## EXERCISE REQUIREMENTS
Any pictures in the records below should be skipped; write out everything else exactly.

## EXTRACTED INFORMATION
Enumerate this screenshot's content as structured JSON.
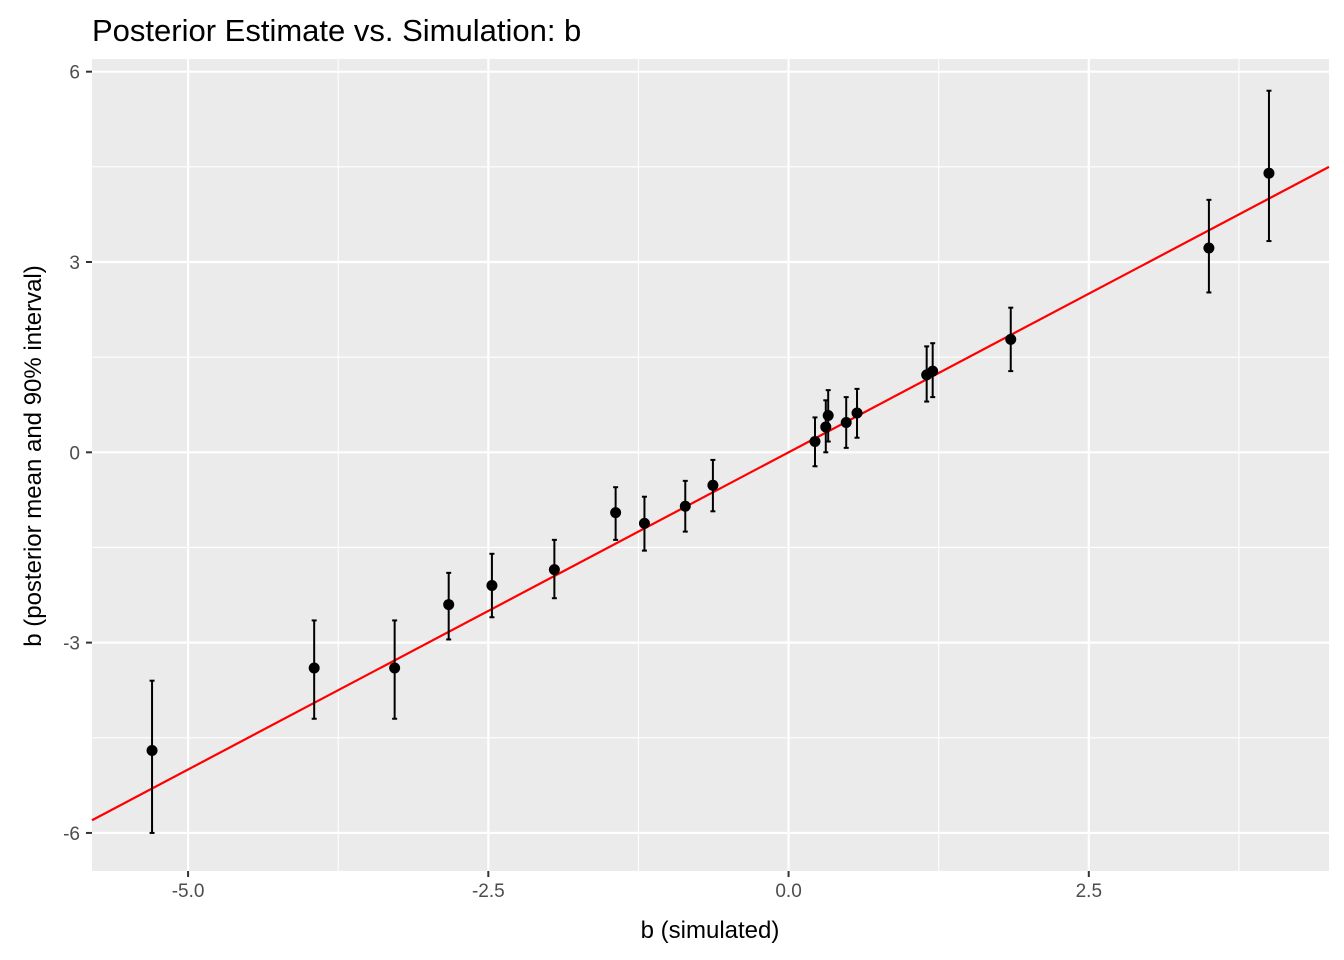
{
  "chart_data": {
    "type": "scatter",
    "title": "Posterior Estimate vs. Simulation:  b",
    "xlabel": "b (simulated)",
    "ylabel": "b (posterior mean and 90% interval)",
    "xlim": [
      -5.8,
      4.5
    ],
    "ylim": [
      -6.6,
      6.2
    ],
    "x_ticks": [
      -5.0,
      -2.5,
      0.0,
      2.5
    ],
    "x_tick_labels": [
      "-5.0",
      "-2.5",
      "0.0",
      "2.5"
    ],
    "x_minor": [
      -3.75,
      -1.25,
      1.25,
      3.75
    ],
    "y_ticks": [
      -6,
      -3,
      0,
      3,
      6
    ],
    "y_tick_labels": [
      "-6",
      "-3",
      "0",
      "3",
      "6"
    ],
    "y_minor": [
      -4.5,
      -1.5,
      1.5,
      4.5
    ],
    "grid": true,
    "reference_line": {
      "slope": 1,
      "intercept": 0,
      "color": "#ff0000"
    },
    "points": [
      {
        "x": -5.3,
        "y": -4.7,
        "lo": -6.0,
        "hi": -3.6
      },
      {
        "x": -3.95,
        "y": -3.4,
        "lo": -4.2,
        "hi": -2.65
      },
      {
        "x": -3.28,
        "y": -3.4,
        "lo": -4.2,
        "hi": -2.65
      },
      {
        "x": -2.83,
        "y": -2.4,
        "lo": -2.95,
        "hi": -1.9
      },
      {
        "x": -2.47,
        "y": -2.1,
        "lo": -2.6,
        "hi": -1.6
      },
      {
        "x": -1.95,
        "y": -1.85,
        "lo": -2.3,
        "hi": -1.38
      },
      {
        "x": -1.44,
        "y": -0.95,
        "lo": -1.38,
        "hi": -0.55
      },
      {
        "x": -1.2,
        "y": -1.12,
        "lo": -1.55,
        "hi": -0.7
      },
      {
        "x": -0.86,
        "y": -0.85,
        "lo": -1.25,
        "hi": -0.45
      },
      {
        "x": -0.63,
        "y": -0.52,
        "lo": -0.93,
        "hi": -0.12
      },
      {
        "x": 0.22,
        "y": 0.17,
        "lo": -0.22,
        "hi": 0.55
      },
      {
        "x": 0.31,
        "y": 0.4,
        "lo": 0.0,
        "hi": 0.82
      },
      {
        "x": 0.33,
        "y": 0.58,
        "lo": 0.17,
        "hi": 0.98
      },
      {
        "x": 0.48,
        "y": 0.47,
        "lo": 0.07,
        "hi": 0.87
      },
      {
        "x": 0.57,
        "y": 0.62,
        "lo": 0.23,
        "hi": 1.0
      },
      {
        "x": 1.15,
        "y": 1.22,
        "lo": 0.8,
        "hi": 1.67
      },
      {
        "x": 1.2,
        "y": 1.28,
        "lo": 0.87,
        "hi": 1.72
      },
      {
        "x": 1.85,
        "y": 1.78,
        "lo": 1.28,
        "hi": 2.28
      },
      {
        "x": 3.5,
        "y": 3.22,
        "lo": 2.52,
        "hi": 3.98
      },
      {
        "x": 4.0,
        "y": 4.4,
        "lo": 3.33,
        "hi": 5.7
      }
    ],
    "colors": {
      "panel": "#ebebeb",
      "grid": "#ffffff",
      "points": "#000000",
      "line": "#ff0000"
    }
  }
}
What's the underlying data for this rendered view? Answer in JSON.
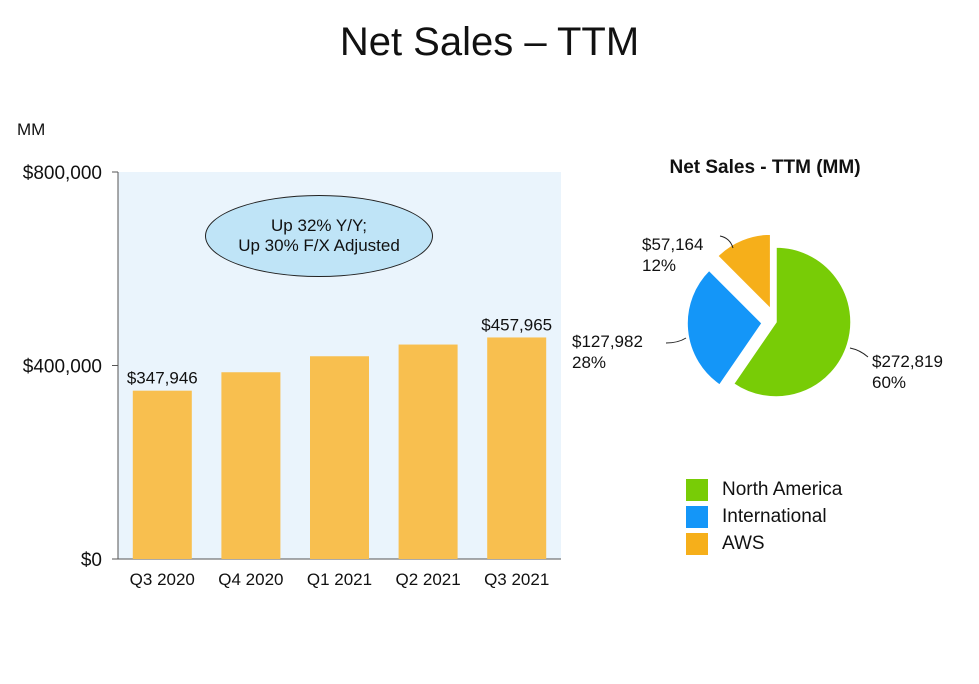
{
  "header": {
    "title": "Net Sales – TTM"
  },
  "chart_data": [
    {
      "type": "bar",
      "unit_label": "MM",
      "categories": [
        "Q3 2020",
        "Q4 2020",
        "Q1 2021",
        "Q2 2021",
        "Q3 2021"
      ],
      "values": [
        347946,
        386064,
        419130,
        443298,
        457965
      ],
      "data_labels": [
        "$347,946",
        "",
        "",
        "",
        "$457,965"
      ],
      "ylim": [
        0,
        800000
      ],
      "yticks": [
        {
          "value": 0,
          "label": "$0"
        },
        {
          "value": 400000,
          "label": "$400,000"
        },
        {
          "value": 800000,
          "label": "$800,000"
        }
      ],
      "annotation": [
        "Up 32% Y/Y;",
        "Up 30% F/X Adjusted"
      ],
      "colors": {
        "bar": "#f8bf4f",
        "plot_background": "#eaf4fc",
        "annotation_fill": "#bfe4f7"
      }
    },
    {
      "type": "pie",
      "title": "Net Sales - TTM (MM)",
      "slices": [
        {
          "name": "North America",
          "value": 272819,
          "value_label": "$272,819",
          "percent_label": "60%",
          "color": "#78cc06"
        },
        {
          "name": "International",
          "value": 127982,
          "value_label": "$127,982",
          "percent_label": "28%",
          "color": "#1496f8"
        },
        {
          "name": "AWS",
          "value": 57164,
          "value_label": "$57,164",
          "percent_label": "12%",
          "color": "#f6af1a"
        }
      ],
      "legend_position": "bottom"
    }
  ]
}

## THE RESULT
Enumerate this screenshot's content as structured JSON.
{
  "chart_data": {
    "type": "scatter",
    "title": "Posterior Estimate vs. Simulation:  b",
    "xlabel": "b (simulated)",
    "ylabel": "b (posterior mean and 90% interval)",
    "xlim": [
      -5.8,
      4.5
    ],
    "ylim": [
      -6.6,
      6.2
    ],
    "x_ticks": [
      -5.0,
      -2.5,
      0.0,
      2.5
    ],
    "x_tick_labels": [
      "-5.0",
      "-2.5",
      "0.0",
      "2.5"
    ],
    "x_minor": [
      -3.75,
      -1.25,
      1.25,
      3.75
    ],
    "y_ticks": [
      -6,
      -3,
      0,
      3,
      6
    ],
    "y_tick_labels": [
      "-6",
      "-3",
      "0",
      "3",
      "6"
    ],
    "y_minor": [
      -4.5,
      -1.5,
      1.5,
      4.5
    ],
    "grid": true,
    "reference_line": {
      "slope": 1,
      "intercept": 0,
      "color": "#ff0000"
    },
    "points": [
      {
        "x": -5.3,
        "y": -4.7,
        "lo": -6.0,
        "hi": -3.6
      },
      {
        "x": -3.95,
        "y": -3.4,
        "lo": -4.2,
        "hi": -2.65
      },
      {
        "x": -3.28,
        "y": -3.4,
        "lo": -4.2,
        "hi": -2.65
      },
      {
        "x": -2.83,
        "y": -2.4,
        "lo": -2.95,
        "hi": -1.9
      },
      {
        "x": -2.47,
        "y": -2.1,
        "lo": -2.6,
        "hi": -1.6
      },
      {
        "x": -1.95,
        "y": -1.85,
        "lo": -2.3,
        "hi": -1.38
      },
      {
        "x": -1.44,
        "y": -0.95,
        "lo": -1.38,
        "hi": -0.55
      },
      {
        "x": -1.2,
        "y": -1.12,
        "lo": -1.55,
        "hi": -0.7
      },
      {
        "x": -0.86,
        "y": -0.85,
        "lo": -1.25,
        "hi": -0.45
      },
      {
        "x": -0.63,
        "y": -0.52,
        "lo": -0.93,
        "hi": -0.12
      },
      {
        "x": 0.22,
        "y": 0.17,
        "lo": -0.22,
        "hi": 0.55
      },
      {
        "x": 0.31,
        "y": 0.4,
        "lo": 0.0,
        "hi": 0.82
      },
      {
        "x": 0.33,
        "y": 0.58,
        "lo": 0.17,
        "hi": 0.98
      },
      {
        "x": 0.48,
        "y": 0.47,
        "lo": 0.07,
        "hi": 0.87
      },
      {
        "x": 0.57,
        "y": 0.62,
        "lo": 0.23,
        "hi": 1.0
      },
      {
        "x": 1.15,
        "y": 1.22,
        "lo": 0.8,
        "hi": 1.67
      },
      {
        "x": 1.2,
        "y": 1.28,
        "lo": 0.87,
        "hi": 1.72
      },
      {
        "x": 1.85,
        "y": 1.78,
        "lo": 1.28,
        "hi": 2.28
      },
      {
        "x": 3.5,
        "y": 3.22,
        "lo": 2.52,
        "hi": 3.98
      },
      {
        "x": 4.0,
        "y": 4.4,
        "lo": 3.33,
        "hi": 5.7
      }
    ],
    "colors": {
      "panel": "#ebebeb",
      "grid": "#ffffff",
      "points": "#000000",
      "line": "#ff0000"
    }
  }
}
What's the underlying data for this rendered view? Answer in JSON.
{
  "header": {
    "title": "Net Sales – TTM"
  },
  "chart_data": [
    {
      "type": "bar",
      "unit_label": "MM",
      "categories": [
        "Q3 2020",
        "Q4 2020",
        "Q1 2021",
        "Q2 2021",
        "Q3 2021"
      ],
      "values": [
        347946,
        386064,
        419130,
        443298,
        457965
      ],
      "data_labels": [
        "$347,946",
        "",
        "",
        "",
        "$457,965"
      ],
      "ylim": [
        0,
        800000
      ],
      "yticks": [
        {
          "value": 0,
          "label": "$0"
        },
        {
          "value": 400000,
          "label": "$400,000"
        },
        {
          "value": 800000,
          "label": "$800,000"
        }
      ],
      "annotation": [
        "Up 32% Y/Y;",
        "Up 30% F/X Adjusted"
      ],
      "colors": {
        "bar": "#f8bf4f",
        "plot_background": "#eaf4fc",
        "annotation_fill": "#bfe4f7"
      }
    },
    {
      "type": "pie",
      "title": "Net Sales - TTM (MM)",
      "slices": [
        {
          "name": "North America",
          "value": 272819,
          "value_label": "$272,819",
          "percent_label": "60%",
          "color": "#78cc06"
        },
        {
          "name": "International",
          "value": 127982,
          "value_label": "$127,982",
          "percent_label": "28%",
          "color": "#1496f8"
        },
        {
          "name": "AWS",
          "value": 57164,
          "value_label": "$57,164",
          "percent_label": "12%",
          "color": "#f6af1a"
        }
      ],
      "legend_position": "bottom"
    }
  ]
}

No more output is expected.